Write out the entries verbatim and leave the images out of the copy.

-- start of Stored data --

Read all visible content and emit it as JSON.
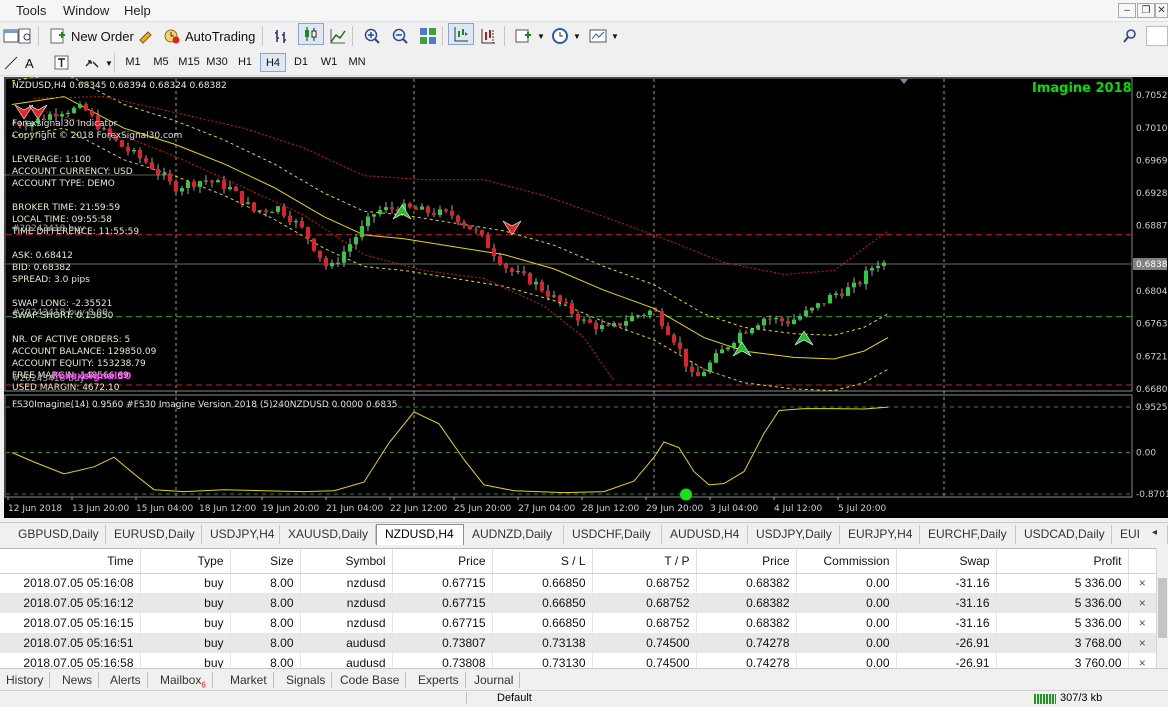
{
  "menu": [
    "Tools",
    "Window",
    "Help"
  ],
  "toolbar": {
    "new_order": "New Order",
    "autotrading": "AutoTrading"
  },
  "timeframes": [
    "M1",
    "M5",
    "M15",
    "M30",
    "H1",
    "H4",
    "D1",
    "W1",
    "MN"
  ],
  "active_timeframe": "H4",
  "chart": {
    "header": "NZDUSD,H4  0.68345 0.68394 0.68324 0.68382",
    "brand": "Imagine 2018",
    "indicator_name": "Forexsignal30 Indicator",
    "copyright": "Copyright © 2018 ForexSignal30.com",
    "leverage": "LEVERAGE:   1:100",
    "currency": "ACCOUNT CURRENCY:   USD",
    "account_type": "ACCOUNT TYPE:   DEMO",
    "broker_time": "BROKER TIME:   21:59:59",
    "local_time": "LOCAL TIME:   09:55:58",
    "time_diff": "TIME DIFFERENCE:   11:55:59",
    "ask": "ASK:   0.68412",
    "bid": "BID:   0.68382",
    "spread": "SPREAD:   3.0 pips",
    "swap_long": "SWAP LONG:   -2.35521",
    "swap_short": "SWAP SHORT:   0.13050",
    "active_orders": "NR. OF ACTIVE ORDERS:   5",
    "balance": "ACCOUNT BALANCE:   129850.09",
    "equity": "ACCOUNT EQUITY:   153238.79",
    "free_margin": "FREE MARGIN:   148566.69",
    "used_margin": "USED MARGIN:   4672.10",
    "overlay_a": "#20243418 buy",
    "overlay_b": "#20243418 buy 8.00",
    "overlay_c": "#20243418 buy",
    "overlay_d": "Forexsignal30",
    "indicator_header": "FS30Imagine(14) 0.9560  #FS30 Imagine Version 2018 (5)240NZDUSD 0.0000 0.6835",
    "price_labels": [
      "0.70520",
      "0.70100",
      "0.69690",
      "0.69280",
      "0.68870",
      "0.68382",
      "0.68040",
      "0.67630",
      "0.67210",
      "0.66800"
    ],
    "current_price": "0.68382",
    "ind_labels": [
      "0.9525",
      "0.00",
      "-0.8701"
    ],
    "time_labels": [
      "12 Jun 2018",
      "13 Jun 20:00",
      "15 Jun 04:00",
      "18 Jun 12:00",
      "19 Jun 20:00",
      "21 Jun 04:00",
      "22 Jun 12:00",
      "25 Jun 20:00",
      "27 Jun 04:00",
      "28 Jun 12:00",
      "29 Jun 20:00",
      "3 Jul 04:00",
      "4 Jul 12:00",
      "5 Jul 20:00"
    ]
  },
  "symbol_tabs": [
    "GBPUSD,Daily",
    "EURUSD,Daily",
    "USDJPY,H4",
    "XAUUSD,Daily",
    "NZDUSD,H4",
    "AUDNZD,Daily",
    "USDCHF,Daily",
    "AUDUSD,H4",
    "USDJPY,Daily",
    "EURJPY,H4",
    "EURCHF,Daily",
    "USDCAD,Daily",
    "EUI"
  ],
  "active_symbol_tab": "NZDUSD,H4",
  "trades": {
    "columns": [
      "Time",
      "Type",
      "Size",
      "Symbol",
      "Price",
      "S / L",
      "T / P",
      "Price",
      "Commission",
      "Swap",
      "Profit"
    ],
    "rows": [
      [
        "2018.07.05 05:16:08",
        "buy",
        "8.00",
        "nzdusd",
        "0.67715",
        "0.66850",
        "0.68752",
        "0.68382",
        "0.00",
        "-31.16",
        "5 336.00"
      ],
      [
        "2018.07.05 05:16:12",
        "buy",
        "8.00",
        "nzdusd",
        "0.67715",
        "0.66850",
        "0.68752",
        "0.68382",
        "0.00",
        "-31.16",
        "5 336.00"
      ],
      [
        "2018.07.05 05:16:15",
        "buy",
        "8.00",
        "nzdusd",
        "0.67715",
        "0.66850",
        "0.68752",
        "0.68382",
        "0.00",
        "-31.16",
        "5 336.00"
      ],
      [
        "2018.07.05 05:16:51",
        "buy",
        "8.00",
        "audusd",
        "0.73807",
        "0.73138",
        "0.74500",
        "0.74278",
        "0.00",
        "-26.91",
        "3 768.00"
      ],
      [
        "2018.07.05 05:16:58",
        "buy",
        "8.00",
        "audusd",
        "0.73808",
        "0.73130",
        "0.74500",
        "0.74278",
        "0.00",
        "-26.91",
        "3 760.00"
      ]
    ]
  },
  "bottom_tabs": [
    "History",
    "News",
    "Alerts",
    "Mailbox",
    "Market",
    "Signals",
    "Code Base",
    "Experts",
    "Journal"
  ],
  "mailbox_count": "6",
  "status": {
    "profile": "Default",
    "traffic": "307/3 kb"
  },
  "colors": {
    "bull": "#2ecc40",
    "bear": "#e0202a",
    "ma": "#e8d800",
    "outer_band": "#d01818",
    "price_line": "#6a6a6a",
    "brand": "#00e000"
  }
}
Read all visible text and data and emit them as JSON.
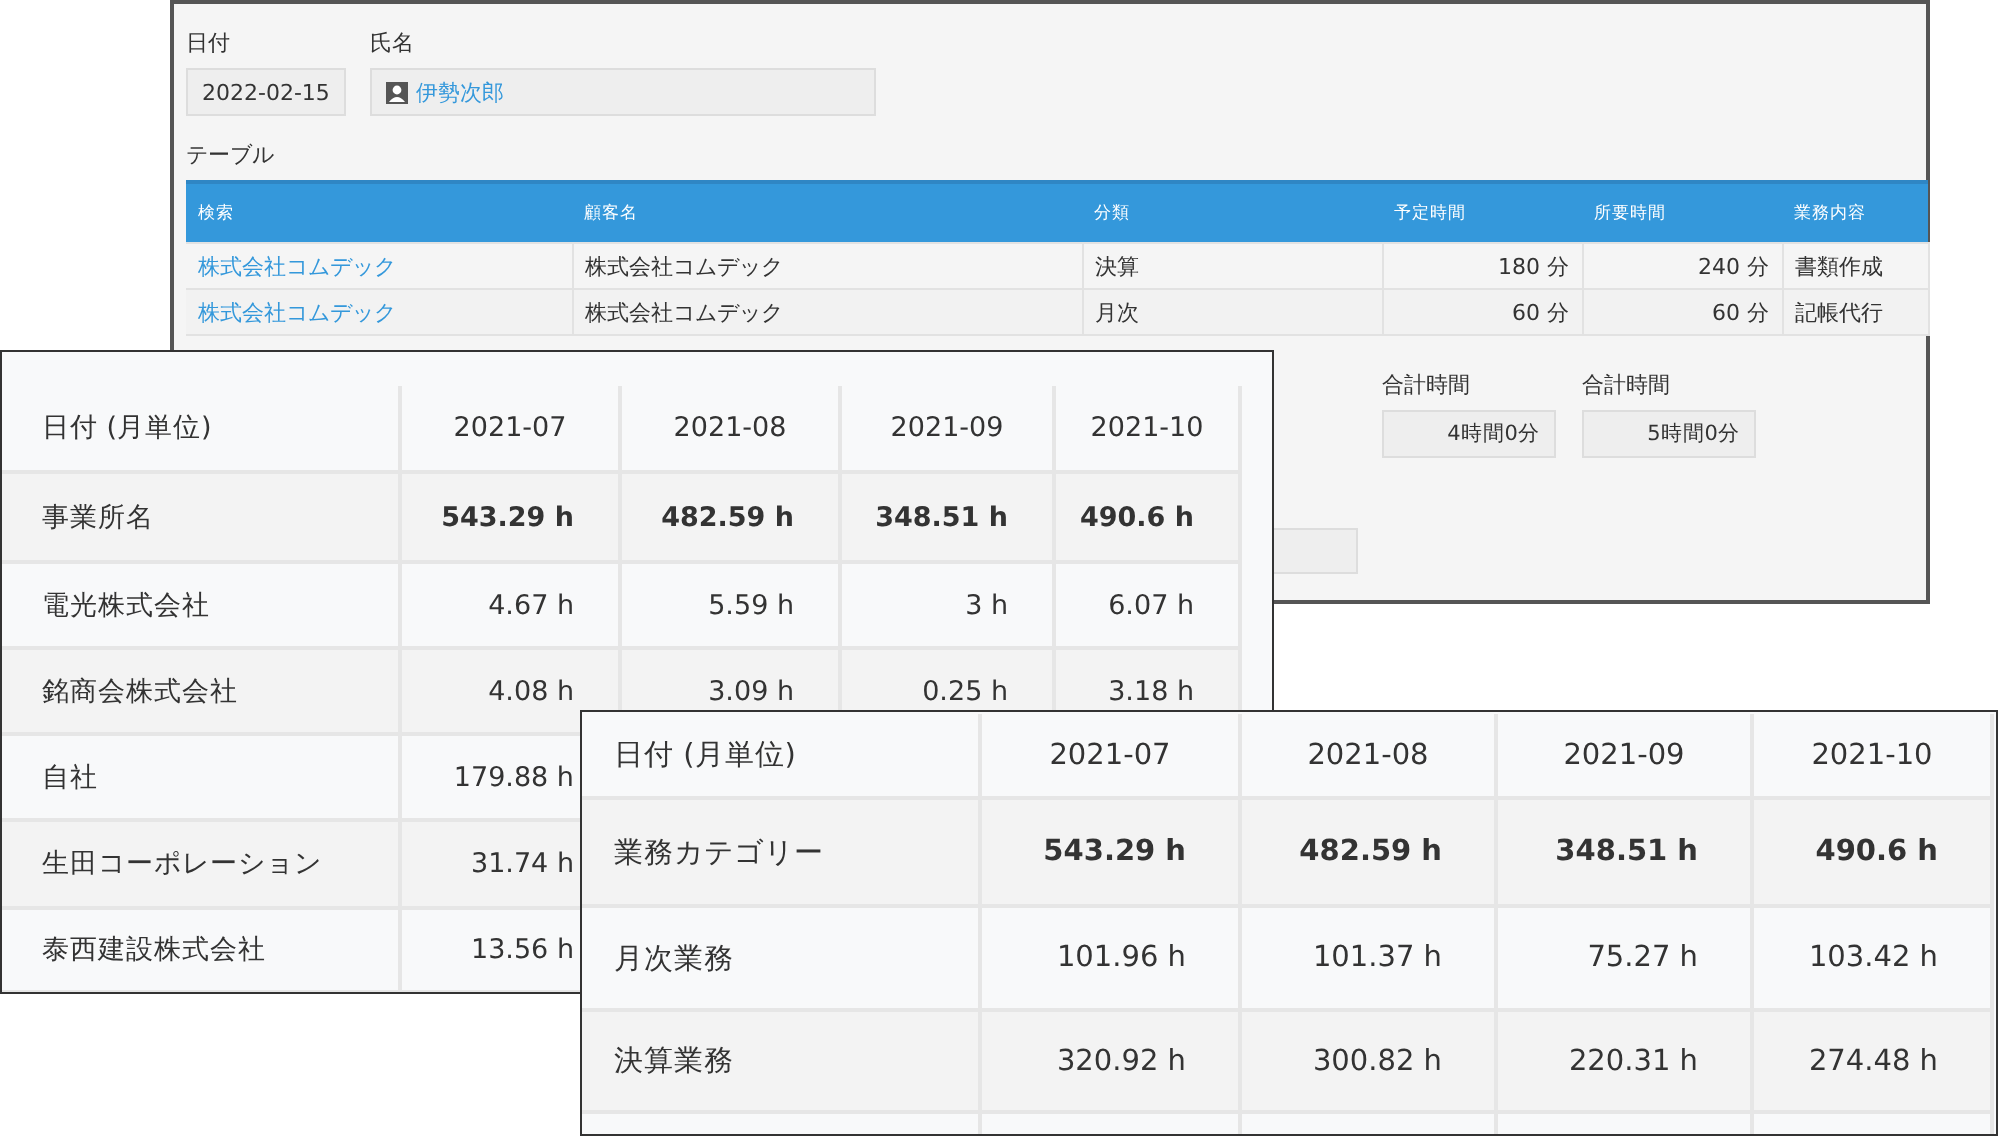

-- end of Stored data --

[Reply to the exercise]
Read all visible content and emit it as JSON.
{
  "menu": [
    "Tools",
    "Window",
    "Help"
  ],
  "toolbar": {
    "new_order": "New Order",
    "autotrading": "AutoTrading"
  },
  "timeframes": [
    "M1",
    "M5",
    "M15",
    "M30",
    "H1",
    "H4",
    "D1",
    "W1",
    "MN"
  ],
  "active_timeframe": "H4",
  "chart": {
    "header": "NZDUSD,H4  0.68345 0.68394 0.68324 0.68382",
    "brand": "Imagine 2018",
    "indicator_name": "Forexsignal30 Indicator",
    "copyright": "Copyright © 2018 ForexSignal30.com",
    "leverage": "LEVERAGE:   1:100",
    "currency": "ACCOUNT CURRENCY:   USD",
    "account_type": "ACCOUNT TYPE:   DEMO",
    "broker_time": "BROKER TIME:   21:59:59",
    "local_time": "LOCAL TIME:   09:55:58",
    "time_diff": "TIME DIFFERENCE:   11:55:59",
    "ask": "ASK:   0.68412",
    "bid": "BID:   0.68382",
    "spread": "SPREAD:   3.0 pips",
    "swap_long": "SWAP LONG:   -2.35521",
    "swap_short": "SWAP SHORT:   0.13050",
    "active_orders": "NR. OF ACTIVE ORDERS:   5",
    "balance": "ACCOUNT BALANCE:   129850.09",
    "equity": "ACCOUNT EQUITY:   153238.79",
    "free_margin": "FREE MARGIN:   148566.69",
    "used_margin": "USED MARGIN:   4672.10",
    "overlay_a": "#20243418 buy",
    "overlay_b": "#20243418 buy 8.00",
    "overlay_c": "#20243418 buy",
    "overlay_d": "Forexsignal30",
    "indicator_header": "FS30Imagine(14) 0.9560  #FS30 Imagine Version 2018 (5)240NZDUSD 0.0000 0.6835",
    "price_labels": [
      "0.70520",
      "0.70100",
      "0.69690",
      "0.69280",
      "0.68870",
      "0.68382",
      "0.68040",
      "0.67630",
      "0.67210",
      "0.66800"
    ],
    "current_price": "0.68382",
    "ind_labels": [
      "0.9525",
      "0.00",
      "-0.8701"
    ],
    "time_labels": [
      "12 Jun 2018",
      "13 Jun 20:00",
      "15 Jun 04:00",
      "18 Jun 12:00",
      "19 Jun 20:00",
      "21 Jun 04:00",
      "22 Jun 12:00",
      "25 Jun 20:00",
      "27 Jun 04:00",
      "28 Jun 12:00",
      "29 Jun 20:00",
      "3 Jul 04:00",
      "4 Jul 12:00",
      "5 Jul 20:00"
    ]
  },
  "symbol_tabs": [
    "GBPUSD,Daily",
    "EURUSD,Daily",
    "USDJPY,H4",
    "XAUUSD,Daily",
    "NZDUSD,H4",
    "AUDNZD,Daily",
    "USDCHF,Daily",
    "AUDUSD,H4",
    "USDJPY,Daily",
    "EURJPY,H4",
    "EURCHF,Daily",
    "USDCAD,Daily",
    "EUI"
  ],
  "active_symbol_tab": "NZDUSD,H4",
  "trades": {
    "columns": [
      "Time",
      "Type",
      "Size",
      "Symbol",
      "Price",
      "S / L",
      "T / P",
      "Price",
      "Commission",
      "Swap",
      "Profit"
    ],
    "rows": [
      [
        "2018.07.05 05:16:08",
        "buy",
        "8.00",
        "nzdusd",
        "0.67715",
        "0.66850",
        "0.68752",
        "0.68382",
        "0.00",
        "-31.16",
        "5 336.00"
      ],
      [
        "2018.07.05 05:16:12",
        "buy",
        "8.00",
        "nzdusd",
        "0.67715",
        "0.66850",
        "0.68752",
        "0.68382",
        "0.00",
        "-31.16",
        "5 336.00"
      ],
      [
        "2018.07.05 05:16:15",
        "buy",
        "8.00",
        "nzdusd",
        "0.67715",
        "0.66850",
        "0.68752",
        "0.68382",
        "0.00",
        "-31.16",
        "5 336.00"
      ],
      [
        "2018.07.05 05:16:51",
        "buy",
        "8.00",
        "audusd",
        "0.73807",
        "0.73138",
        "0.74500",
        "0.74278",
        "0.00",
        "-26.91",
        "3 768.00"
      ],
      [
        "2018.07.05 05:16:58",
        "buy",
        "8.00",
        "audusd",
        "0.73808",
        "0.73130",
        "0.74500",
        "0.74278",
        "0.00",
        "-26.91",
        "3 760.00"
      ]
    ]
  },
  "bottom_tabs": [
    "History",
    "News",
    "Alerts",
    "Mailbox",
    "Market",
    "Signals",
    "Code Base",
    "Experts",
    "Journal"
  ],
  "mailbox_count": "6",
  "status": {
    "profile": "Default",
    "traffic": "307/3 kb"
  },
  "colors": {
    "bull": "#2ecc40",
    "bear": "#e0202a",
    "ma": "#e8d800",
    "outer_band": "#d01818",
    "price_line": "#6a6a6a",
    "brand": "#00e000"
  }
}
Read all visible text and data and emit them as JSON.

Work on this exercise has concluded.